MATERIAL SUPPLIED
────

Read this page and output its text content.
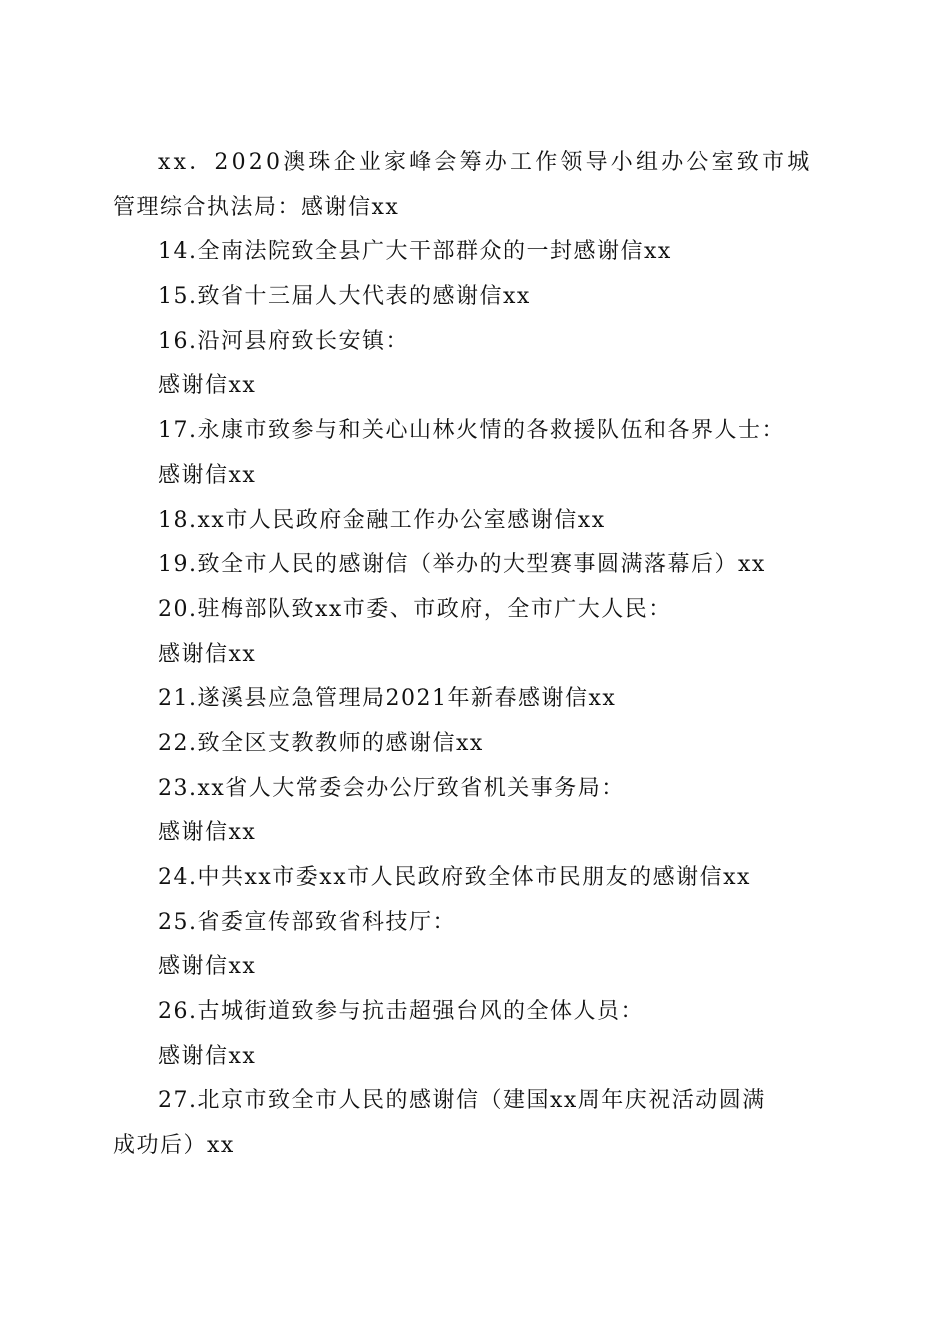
xx．2020澳珠企业家峰会筹办工作领导小组办公室致市城
管理综合执法局：感谢信xx
14.全南法院致全县广大干部群众的一封感谢信xx
15.致省十三届人大代表的感谢信xx
16.沿河县府致长安镇：
感谢信xx
17.永康市致参与和关心山林火情的各救援队伍和各界人士：
感谢信xx
18.xx市人民政府金融工作办公室感谢信xx
19.致全市人民的感谢信（举办的大型赛事圆满落幕后）xx
20.驻梅部队致xx市委、市政府，全市广大人民：
感谢信xx
21.遂溪县应急管理局2021年新春感谢信xx
22.致全区支教教师的感谢信xx
23.xx省人大常委会办公厅致省机关事务局：
感谢信xx
24.中共xx市委xx市人民政府致全体市民朋友的感谢信xx
25.省委宣传部致省科技厅：
感谢信xx
26.古城街道致参与抗击超强台风的全体人员：
感谢信xx
27.北京市致全市人民的感谢信（建国xx周年庆祝活动圆满
成功后）xx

────

WHAT YOU WILL DO
Can you repeat every record above exactly, apart from the pictures?

THE OUTPUT
Read this page and output its text content.
xx．2020澳珠企业家峰会筹办工作领导小组办公室致市城
管理综合执法局：感谢信xx
14.全南法院致全县广大干部群众的一封感谢信xx
15.致省十三届人大代表的感谢信xx
16.沿河县府致长安镇：
感谢信xx
17.永康市致参与和关心山林火情的各救援队伍和各界人士：
感谢信xx
18.xx市人民政府金融工作办公室感谢信xx
19.致全市人民的感谢信（举办的大型赛事圆满落幕后）xx
20.驻梅部队致xx市委、市政府，全市广大人民：
感谢信xx
21.遂溪县应急管理局2021年新春感谢信xx
22.致全区支教教师的感谢信xx
23.xx省人大常委会办公厅致省机关事务局：
感谢信xx
24.中共xx市委xx市人民政府致全体市民朋友的感谢信xx
25.省委宣传部致省科技厅：
感谢信xx
26.古城街道致参与抗击超强台风的全体人员：
感谢信xx
27.北京市致全市人民的感谢信（建国xx周年庆祝活动圆满
成功后）xx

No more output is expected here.